* [REQUIRED TASK] Please reproduce the listing below word for word, beginning at the line that contains "keywords-cell[interactable]: Apoio (1013, 1165, 1324, 1206)" and stopping after the line that contains "message-cell[interactable]: Tem meu".
--- BEGIN ---
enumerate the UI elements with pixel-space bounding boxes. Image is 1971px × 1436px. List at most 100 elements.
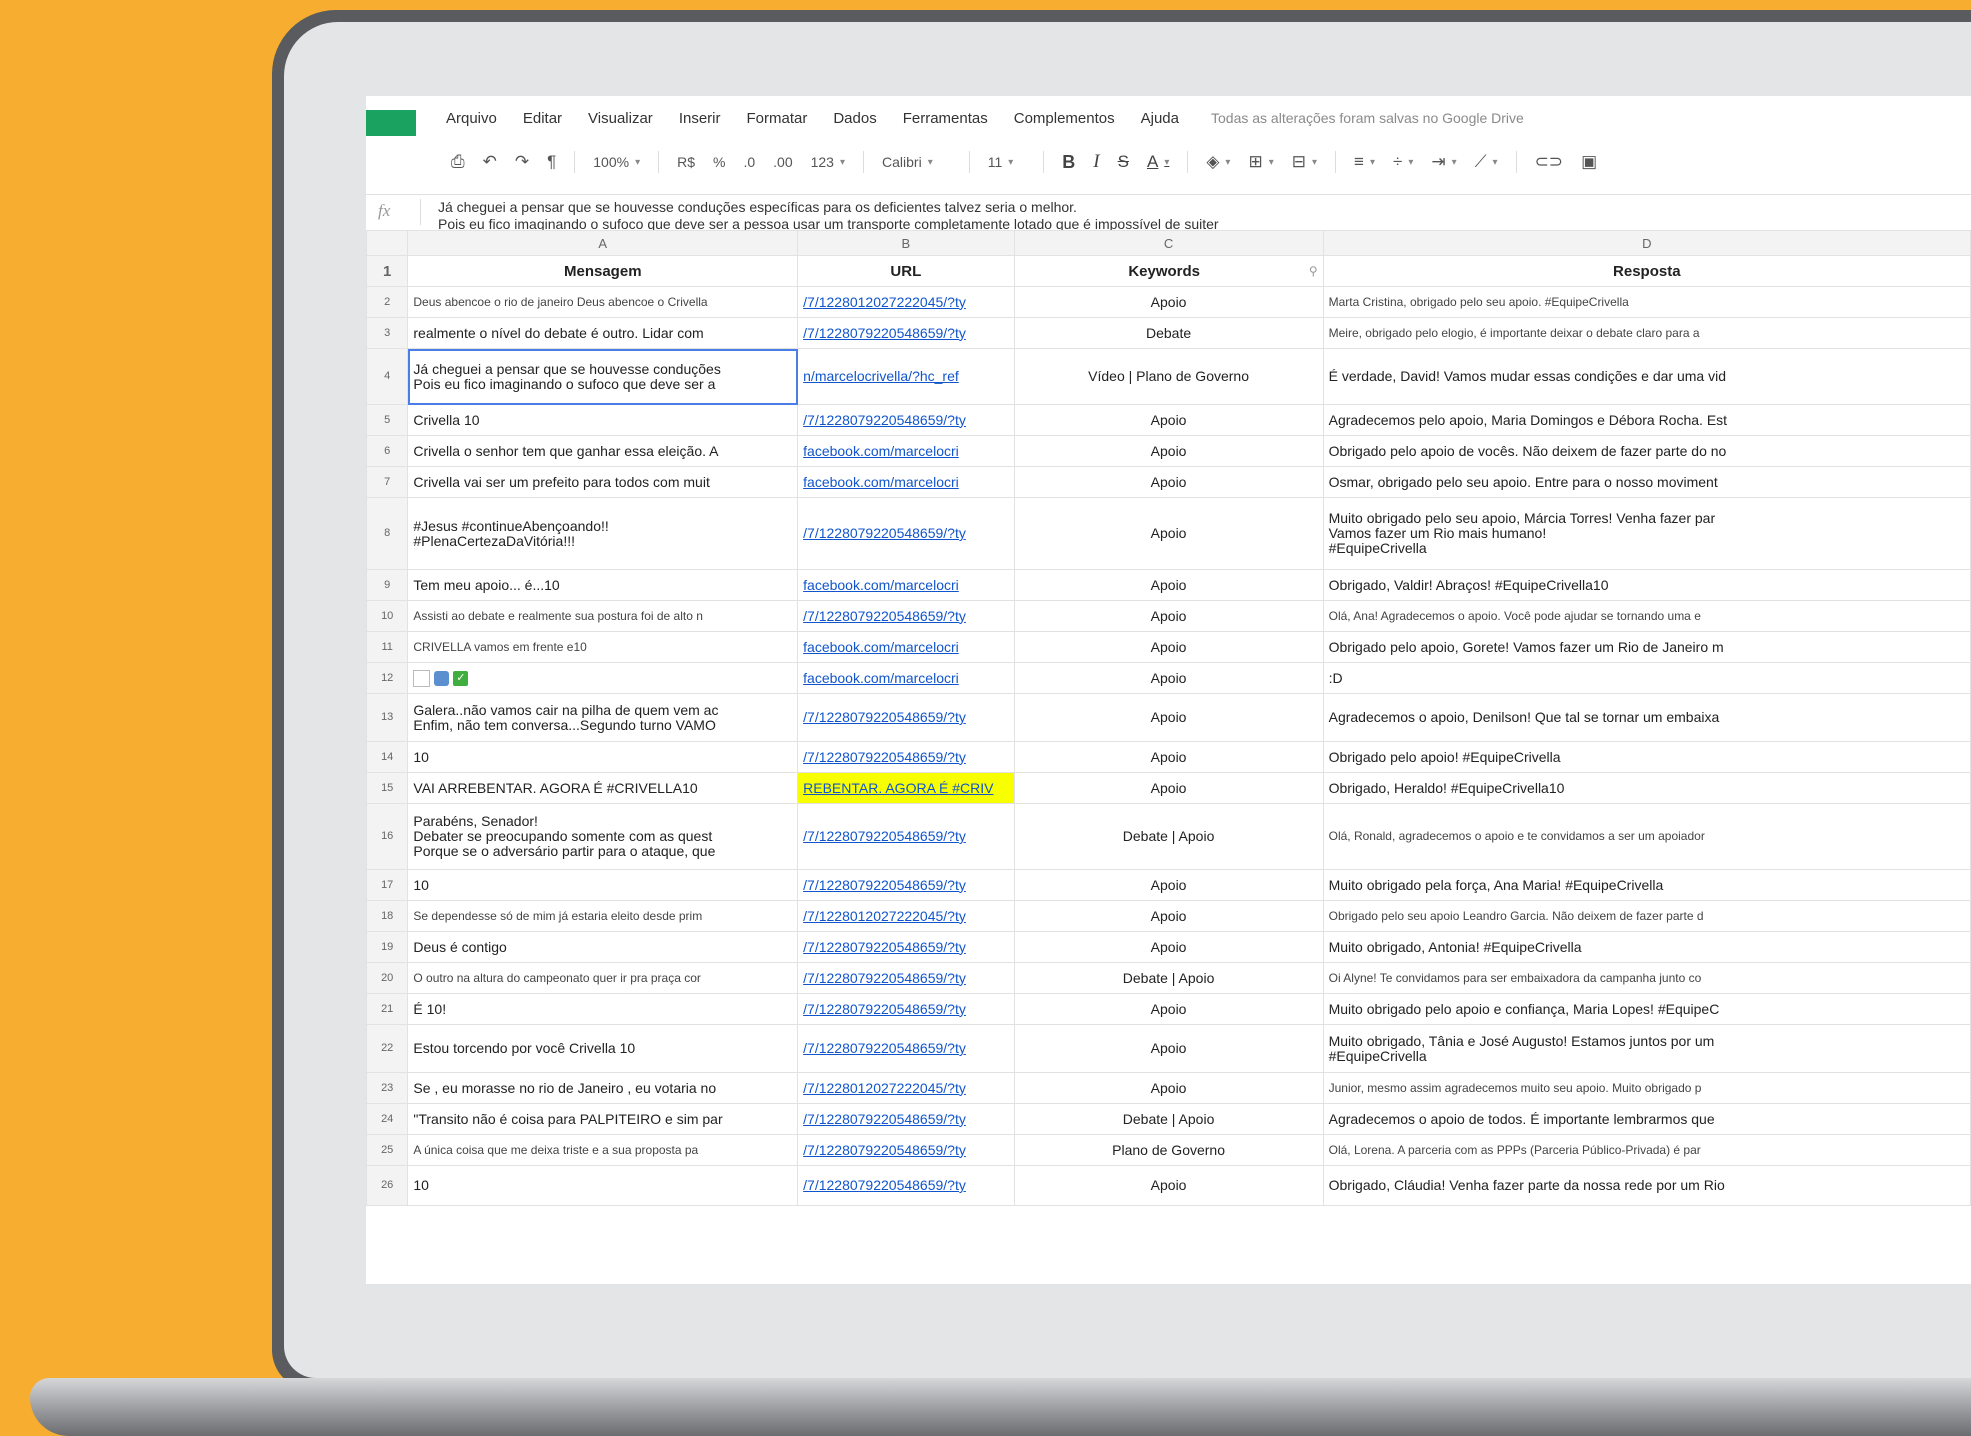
keywords-cell[interactable]: Apoio (1013, 1165, 1324, 1206)
insert-comment-icon[interactable]: ▣ (1581, 152, 1597, 172)
menu-complementos[interactable]: Complementos (1014, 110, 1115, 127)
response-cell[interactable]: Obrigado, Heraldo! #EquipeCrivella10 (1322, 772, 1971, 804)
row-number[interactable]: 12 (366, 662, 409, 694)
menu-ajuda[interactable]: Ajuda (1141, 110, 1179, 127)
message-cell[interactable]: "Transito não é coisa para PALPITEIRO e … (407, 1103, 799, 1135)
response-cell[interactable]: Olá, Lorena. A parceria com as PPPs (Par… (1322, 1134, 1971, 1166)
message-cell[interactable]: #Jesus #continueAbençoando!! #PlenaCerte… (407, 497, 799, 570)
save-status[interactable]: Todas as alterações foram salvas no Goog… (1211, 110, 1524, 127)
keywords-cell[interactable]: Apoio (1013, 466, 1324, 498)
url-cell[interactable]: n/marcelocrivella/?hc_ref (797, 348, 1015, 405)
insert-link-icon[interactable]: ⊂⊃ (1535, 152, 1564, 172)
message-cell[interactable]: Crivella 10 (407, 404, 799, 436)
response-cell[interactable]: Muito obrigado, Tânia e José Augusto! Es… (1322, 1024, 1971, 1073)
italic-button[interactable]: I (1093, 151, 1099, 173)
increase-decimal-button[interactable]: .00 (773, 154, 792, 170)
message-cell[interactable]: Tem meu apoio... é...10 (407, 569, 799, 601)
borders-icon[interactable]: ⊞ (1248, 152, 1273, 172)
row-number[interactable]: 21 (366, 993, 409, 1025)
message-cell[interactable]: Se , eu morasse no rio de Janeiro , eu v… (407, 1072, 799, 1104)
column-header-a[interactable]: A (407, 230, 799, 256)
keywords-cell[interactable]: Apoio (1013, 993, 1324, 1025)
row-number[interactable]: 24 (366, 1103, 409, 1135)
strikethrough-button[interactable]: S (1118, 152, 1129, 172)
response-cell[interactable]: Obrigado pelo apoio, Gorete! Vamos fazer… (1322, 631, 1971, 663)
text-wrap-icon[interactable]: ⇥ (1431, 152, 1456, 172)
url-cell[interactable]: /7/1228079220548659/?ty (797, 803, 1015, 870)
url-cell[interactable]: facebook.com/marcelocri (797, 569, 1015, 601)
row-number[interactable]: 6 (366, 435, 409, 467)
text-rotation-icon[interactable]: ⟋ (1475, 152, 1498, 172)
menu-inserir[interactable]: Inserir (679, 110, 721, 127)
fill-color-icon[interactable]: ◈ (1206, 152, 1230, 172)
response-cell[interactable]: Junior, mesmo assim agradecemos muito se… (1322, 1072, 1971, 1104)
formula-input[interactable]: Já cheguei a pensar que se houvesse cond… (438, 199, 1219, 231)
message-cell[interactable]: Galera..não vamos cair na pilha de quem … (407, 693, 799, 742)
row-number[interactable]: 22 (366, 1024, 409, 1073)
row-number[interactable]: 14 (366, 741, 409, 773)
row-number[interactable]: 20 (366, 962, 409, 994)
keywords-cell[interactable]: Apoio (1013, 600, 1324, 632)
message-cell[interactable]: Deus é contigo (407, 931, 799, 963)
keywords-cell[interactable]: Apoio (1013, 497, 1324, 570)
keywords-cell[interactable]: Apoio (1013, 741, 1324, 773)
row-number[interactable]: 5 (366, 404, 409, 436)
message-cell[interactable]: A única coisa que me deixa triste e a su… (407, 1134, 799, 1166)
more-formats-select[interactable]: 123 (811, 154, 845, 170)
url-cell[interactable]: /7/1228012027222045/?ty (797, 286, 1015, 318)
response-cell[interactable]: Olá, Ana! Agradecemos o apoio. Você pode… (1322, 600, 1971, 632)
header-url[interactable]: URL (797, 255, 1015, 287)
response-cell[interactable]: Agradecemos pelo apoio, Maria Domingos e… (1322, 404, 1971, 436)
url-cell[interactable]: /7/1228079220548659/?ty (797, 600, 1015, 632)
message-cell[interactable]: Estou torcendo por você Crivella 10 (407, 1024, 799, 1073)
column-header-c[interactable]: C (1013, 230, 1324, 256)
header-resposta[interactable]: Resposta (1322, 255, 1971, 287)
url-cell[interactable]: /7/1228079220548659/?ty (797, 404, 1015, 436)
menu-editar[interactable]: Editar (523, 110, 562, 127)
merge-cells-icon[interactable]: ⊟ (1292, 152, 1317, 172)
row-number[interactable]: 11 (366, 631, 409, 663)
header-mensagem[interactable]: Mensagem (407, 255, 799, 287)
message-cell[interactable]: Parabéns, Senador! Debater se preocupand… (407, 803, 799, 870)
keywords-cell[interactable]: Apoio (1013, 931, 1324, 963)
row-number[interactable]: 25 (366, 1134, 409, 1166)
keywords-cell[interactable]: Apoio (1013, 1024, 1324, 1073)
message-cell[interactable]: CRIVELLA vamos em frente e10 (407, 631, 799, 663)
keywords-cell[interactable]: Plano de Governo (1013, 1134, 1324, 1166)
row-number[interactable]: 4 (366, 348, 409, 405)
vertical-align-icon[interactable]: ÷ (1393, 152, 1413, 172)
url-cell[interactable]: /7/1228079220548659/?ty (797, 869, 1015, 901)
keywords-cell[interactable]: Apoio (1013, 404, 1324, 436)
row-number[interactable]: 18 (366, 900, 409, 932)
response-cell[interactable]: :D (1322, 662, 1971, 694)
url-cell[interactable]: facebook.com/marcelocri (797, 662, 1015, 694)
message-cell[interactable]: 10 (407, 741, 799, 773)
keywords-cell[interactable]: Vídeo | Plano de Governo (1013, 348, 1324, 405)
menu-arquivo[interactable]: Arquivo (446, 110, 497, 127)
keywords-cell[interactable]: Debate (1013, 317, 1324, 349)
url-cell[interactable]: /7/1228079220548659/?ty (797, 962, 1015, 994)
filter-icon[interactable]: ⚲ (1309, 264, 1318, 279)
row-number[interactable]: 15 (366, 772, 409, 804)
message-cell[interactable]: realmente o nível do debate é outro. Lid… (407, 317, 799, 349)
url-cell[interactable]: /7/1228079220548659/?ty (797, 741, 1015, 773)
redo-icon[interactable]: ↷ (515, 152, 529, 172)
row-number[interactable]: 10 (366, 600, 409, 632)
response-cell[interactable]: Muito obrigado, Antonia! #EquipeCrivella (1322, 931, 1971, 963)
menu-visualizar[interactable]: Visualizar (588, 110, 653, 127)
url-cell[interactable]: /7/1228079220548659/?ty (797, 1103, 1015, 1135)
response-cell[interactable]: Obrigado, Cláudia! Venha fazer parte da … (1322, 1165, 1971, 1206)
message-cell[interactable]: ✓ (407, 662, 799, 694)
horizontal-align-icon[interactable]: ≡ (1354, 152, 1375, 172)
row-number[interactable]: 23 (366, 1072, 409, 1104)
response-cell[interactable]: Obrigado pelo seu apoio Leandro Garcia. … (1322, 900, 1971, 932)
row-number[interactable]: 7 (366, 466, 409, 498)
url-cell[interactable]: /7/1228079220548659/?ty (797, 1134, 1015, 1166)
row-number[interactable]: 9 (366, 569, 409, 601)
response-cell[interactable]: Meire, obrigado pelo elogio, é important… (1322, 317, 1971, 349)
keywords-cell[interactable]: Apoio (1013, 869, 1324, 901)
response-cell[interactable]: Osmar, obrigado pelo seu apoio. Entre pa… (1322, 466, 1971, 498)
url-cell[interactable]: /7/1228079220548659/?ty (797, 317, 1015, 349)
message-cell[interactable]: 10 (407, 1165, 799, 1206)
column-header-b[interactable]: B (797, 230, 1015, 256)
--- END ---
* [EXPECTED OUTPUT]
keywords-cell[interactable]: Apoio (1013, 1165, 1324, 1206)
insert-comment-icon[interactable]: ▣ (1581, 152, 1597, 172)
menu-complementos[interactable]: Complementos (1014, 110, 1115, 127)
response-cell[interactable]: Obrigado, Heraldo! #EquipeCrivella10 (1322, 772, 1971, 804)
row-number[interactable]: 12 (366, 662, 409, 694)
menu-ajuda[interactable]: Ajuda (1141, 110, 1179, 127)
message-cell[interactable]: "Transito não é coisa para PALPITEIRO e … (407, 1103, 799, 1135)
response-cell[interactable]: Olá, Lorena. A parceria com as PPPs (Par… (1322, 1134, 1971, 1166)
message-cell[interactable]: #Jesus #continueAbençoando!! #PlenaCerte… (407, 497, 799, 570)
save-status[interactable]: Todas as alterações foram salvas no Goog… (1211, 110, 1524, 127)
keywords-cell[interactable]: Apoio (1013, 466, 1324, 498)
url-cell[interactable]: n/marcelocrivella/?hc_ref (797, 348, 1015, 405)
insert-link-icon[interactable]: ⊂⊃ (1535, 152, 1564, 172)
message-cell[interactable]: Crivella 10 (407, 404, 799, 436)
response-cell[interactable]: Muito obrigado, Tânia e José Augusto! Es… (1322, 1024, 1971, 1073)
italic-button[interactable]: I (1093, 151, 1099, 173)
increase-decimal-button[interactable]: .00 (773, 154, 792, 170)
message-cell[interactable]: Tem meu apoio... é...10 (407, 569, 799, 601)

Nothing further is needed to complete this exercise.